--- start Items ---

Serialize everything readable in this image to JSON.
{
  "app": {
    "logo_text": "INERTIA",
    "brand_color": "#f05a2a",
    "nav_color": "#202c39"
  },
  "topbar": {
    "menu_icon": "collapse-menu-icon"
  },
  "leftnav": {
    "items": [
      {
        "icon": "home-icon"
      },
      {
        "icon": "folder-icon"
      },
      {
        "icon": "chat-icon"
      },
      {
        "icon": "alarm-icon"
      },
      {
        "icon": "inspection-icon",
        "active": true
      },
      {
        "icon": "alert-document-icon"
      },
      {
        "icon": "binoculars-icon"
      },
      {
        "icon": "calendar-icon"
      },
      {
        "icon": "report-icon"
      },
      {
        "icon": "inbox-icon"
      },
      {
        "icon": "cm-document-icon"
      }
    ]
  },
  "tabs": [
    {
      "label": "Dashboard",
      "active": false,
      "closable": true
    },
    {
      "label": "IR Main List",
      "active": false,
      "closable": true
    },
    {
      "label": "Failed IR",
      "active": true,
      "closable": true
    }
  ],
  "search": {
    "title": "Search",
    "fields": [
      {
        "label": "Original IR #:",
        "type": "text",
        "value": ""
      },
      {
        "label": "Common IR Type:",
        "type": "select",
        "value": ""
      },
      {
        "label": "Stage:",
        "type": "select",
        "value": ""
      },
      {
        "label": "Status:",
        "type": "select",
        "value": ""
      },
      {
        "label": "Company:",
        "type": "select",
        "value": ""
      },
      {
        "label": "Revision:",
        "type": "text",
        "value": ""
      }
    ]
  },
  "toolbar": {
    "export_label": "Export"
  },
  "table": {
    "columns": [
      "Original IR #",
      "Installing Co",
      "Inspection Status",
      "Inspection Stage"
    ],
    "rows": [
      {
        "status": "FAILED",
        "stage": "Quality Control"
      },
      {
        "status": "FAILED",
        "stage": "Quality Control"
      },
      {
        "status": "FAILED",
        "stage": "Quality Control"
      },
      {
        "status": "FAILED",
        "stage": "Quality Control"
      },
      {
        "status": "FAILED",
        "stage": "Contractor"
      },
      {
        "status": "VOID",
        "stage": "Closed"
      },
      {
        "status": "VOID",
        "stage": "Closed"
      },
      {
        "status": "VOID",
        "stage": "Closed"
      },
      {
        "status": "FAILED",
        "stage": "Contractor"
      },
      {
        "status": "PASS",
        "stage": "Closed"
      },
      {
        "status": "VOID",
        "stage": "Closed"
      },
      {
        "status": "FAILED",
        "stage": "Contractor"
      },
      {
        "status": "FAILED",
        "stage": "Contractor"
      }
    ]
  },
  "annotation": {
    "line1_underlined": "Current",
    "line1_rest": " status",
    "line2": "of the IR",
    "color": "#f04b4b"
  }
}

--- end Items ---

## Task description
All of the data needs to be printed once more, exactly.

## Finished answer
Serialize everything readable in this image to JSON.
{
  "app": {
    "logo_text": "INERTIA",
    "brand_color": "#f05a2a",
    "nav_color": "#202c39"
  },
  "topbar": {
    "menu_icon": "collapse-menu-icon"
  },
  "leftnav": {
    "items": [
      {
        "icon": "home-icon"
      },
      {
        "icon": "folder-icon"
      },
      {
        "icon": "chat-icon"
      },
      {
        "icon": "alarm-icon"
      },
      {
        "icon": "inspection-icon",
        "active": true
      },
      {
        "icon": "alert-document-icon"
      },
      {
        "icon": "binoculars-icon"
      },
      {
        "icon": "calendar-icon"
      },
      {
        "icon": "report-icon"
      },
      {
        "icon": "inbox-icon"
      },
      {
        "icon": "cm-document-icon"
      }
    ]
  },
  "tabs": [
    {
      "label": "Dashboard",
      "active": false,
      "closable": true
    },
    {
      "label": "IR Main List",
      "active": false,
      "closable": true
    },
    {
      "label": "Failed IR",
      "active": true,
      "closable": true
    }
  ],
  "search": {
    "title": "Search",
    "fields": [
      {
        "label": "Original IR #:",
        "type": "text",
        "value": ""
      },
      {
        "label": "Common IR Type:",
        "type": "select",
        "value": ""
      },
      {
        "label": "Stage:",
        "type": "select",
        "value": ""
      },
      {
        "label": "Status:",
        "type": "select",
        "value": ""
      },
      {
        "label": "Company:",
        "type": "select",
        "value": ""
      },
      {
        "label": "Revision:",
        "type": "text",
        "value": ""
      }
    ]
  },
  "toolbar": {
    "export_label": "Export"
  },
  "table": {
    "columns": [
      "Original IR #",
      "Installing Co",
      "Inspection Status",
      "Inspection Stage"
    ],
    "rows": [
      {
        "status": "FAILED",
        "stage": "Quality Control"
      },
      {
        "status": "FAILED",
        "stage": "Quality Control"
      },
      {
        "status": "FAILED",
        "stage": "Quality Control"
      },
      {
        "status": "FAILED",
        "stage": "Quality Control"
      },
      {
        "status": "FAILED",
        "stage": "Contractor"
      },
      {
        "status": "VOID",
        "stage": "Closed"
      },
      {
        "status": "VOID",
        "stage": "Closed"
      },
      {
        "status": "VOID",
        "stage": "Closed"
      },
      {
        "status": "FAILED",
        "stage": "Contractor"
      },
      {
        "status": "PASS",
        "stage": "Closed"
      },
      {
        "status": "VOID",
        "stage": "Closed"
      },
      {
        "status": "FAILED",
        "stage": "Contractor"
      },
      {
        "status": "FAILED",
        "stage": "Contractor"
      }
    ]
  },
  "annotation": {
    "line1_underlined": "Current",
    "line1_rest": " status",
    "line2": "of the IR",
    "color": "#f04b4b"
  }
}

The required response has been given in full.